§ Work to be completed: Report how many lines contain "title", with no other words.

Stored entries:
>> START

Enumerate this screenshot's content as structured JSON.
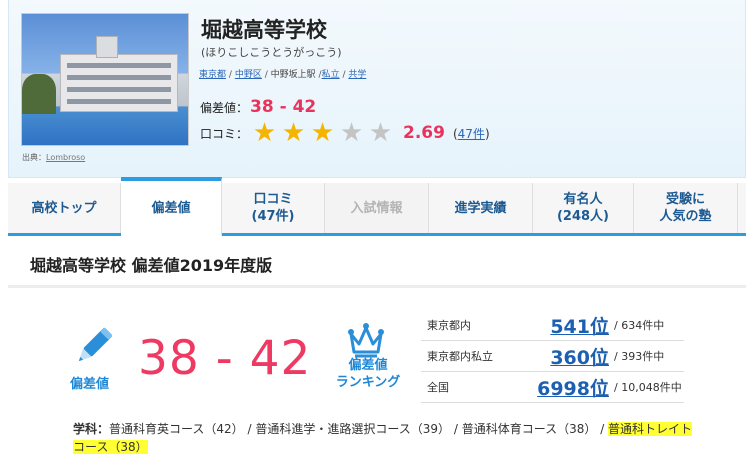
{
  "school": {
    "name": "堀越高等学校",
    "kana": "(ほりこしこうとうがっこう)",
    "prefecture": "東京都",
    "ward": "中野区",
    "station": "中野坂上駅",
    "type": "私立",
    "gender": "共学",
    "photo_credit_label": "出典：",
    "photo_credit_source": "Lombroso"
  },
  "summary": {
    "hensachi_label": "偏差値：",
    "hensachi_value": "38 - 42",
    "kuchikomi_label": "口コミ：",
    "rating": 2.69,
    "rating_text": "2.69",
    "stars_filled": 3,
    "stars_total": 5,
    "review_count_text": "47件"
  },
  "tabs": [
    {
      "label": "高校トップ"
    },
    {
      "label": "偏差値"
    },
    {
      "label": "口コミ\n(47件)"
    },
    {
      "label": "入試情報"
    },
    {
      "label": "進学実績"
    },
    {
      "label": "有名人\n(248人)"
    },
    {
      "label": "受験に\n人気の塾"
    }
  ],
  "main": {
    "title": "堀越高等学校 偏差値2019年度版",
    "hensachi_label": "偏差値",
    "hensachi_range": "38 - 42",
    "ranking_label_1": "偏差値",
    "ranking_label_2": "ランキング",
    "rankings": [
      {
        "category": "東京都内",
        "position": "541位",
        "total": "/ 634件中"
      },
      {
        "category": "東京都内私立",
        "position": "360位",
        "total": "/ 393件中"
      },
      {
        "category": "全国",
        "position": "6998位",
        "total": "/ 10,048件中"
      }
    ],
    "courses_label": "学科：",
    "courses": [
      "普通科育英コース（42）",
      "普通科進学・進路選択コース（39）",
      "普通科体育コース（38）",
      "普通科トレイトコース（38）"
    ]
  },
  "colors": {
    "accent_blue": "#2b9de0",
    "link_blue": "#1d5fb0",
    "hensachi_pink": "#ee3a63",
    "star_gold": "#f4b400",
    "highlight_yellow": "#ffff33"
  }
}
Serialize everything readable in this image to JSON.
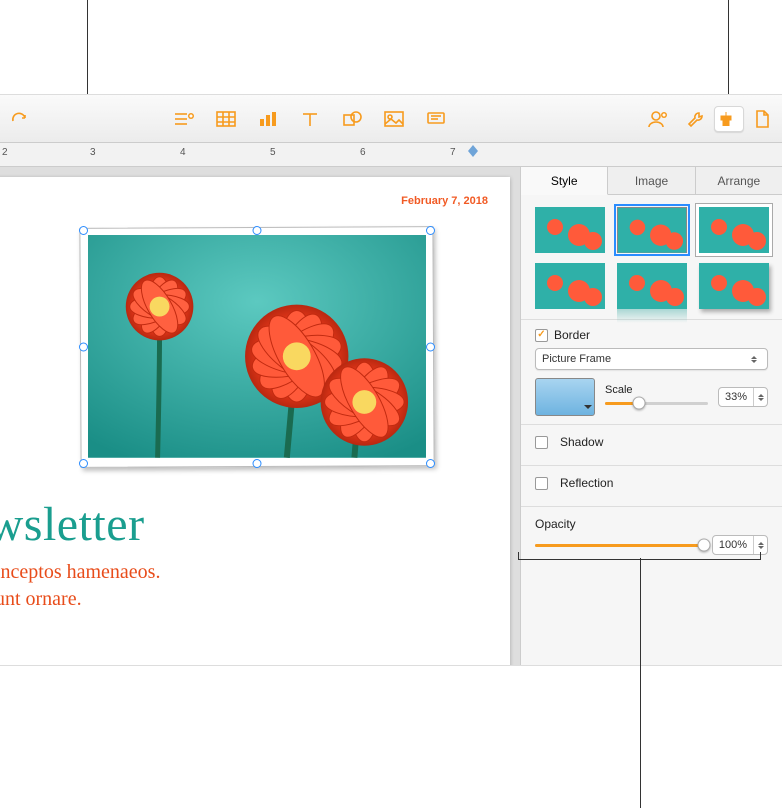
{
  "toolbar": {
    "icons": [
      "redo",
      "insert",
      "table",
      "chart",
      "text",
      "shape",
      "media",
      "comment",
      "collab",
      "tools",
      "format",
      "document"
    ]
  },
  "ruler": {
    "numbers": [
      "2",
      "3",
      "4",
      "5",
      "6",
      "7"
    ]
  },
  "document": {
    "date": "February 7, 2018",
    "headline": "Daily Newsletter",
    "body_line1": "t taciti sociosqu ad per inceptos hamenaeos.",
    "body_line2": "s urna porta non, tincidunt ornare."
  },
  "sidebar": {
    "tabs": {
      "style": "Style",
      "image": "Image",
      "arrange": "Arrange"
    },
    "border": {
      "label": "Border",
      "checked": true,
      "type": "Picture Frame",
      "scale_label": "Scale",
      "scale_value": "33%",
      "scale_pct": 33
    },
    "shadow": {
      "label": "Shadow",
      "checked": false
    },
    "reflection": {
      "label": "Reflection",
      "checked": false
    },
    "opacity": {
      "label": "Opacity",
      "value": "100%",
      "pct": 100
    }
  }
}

>> END
>> START

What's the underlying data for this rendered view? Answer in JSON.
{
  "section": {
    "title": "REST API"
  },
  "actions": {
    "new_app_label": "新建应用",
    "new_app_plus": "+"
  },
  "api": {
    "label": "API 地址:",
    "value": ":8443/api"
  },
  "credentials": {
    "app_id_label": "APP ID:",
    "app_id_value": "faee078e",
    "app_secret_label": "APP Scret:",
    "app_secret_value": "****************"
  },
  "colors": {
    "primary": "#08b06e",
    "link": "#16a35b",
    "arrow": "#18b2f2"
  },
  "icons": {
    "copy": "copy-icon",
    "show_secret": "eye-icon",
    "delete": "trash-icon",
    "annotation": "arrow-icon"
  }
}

>> END

§ Task solution: 2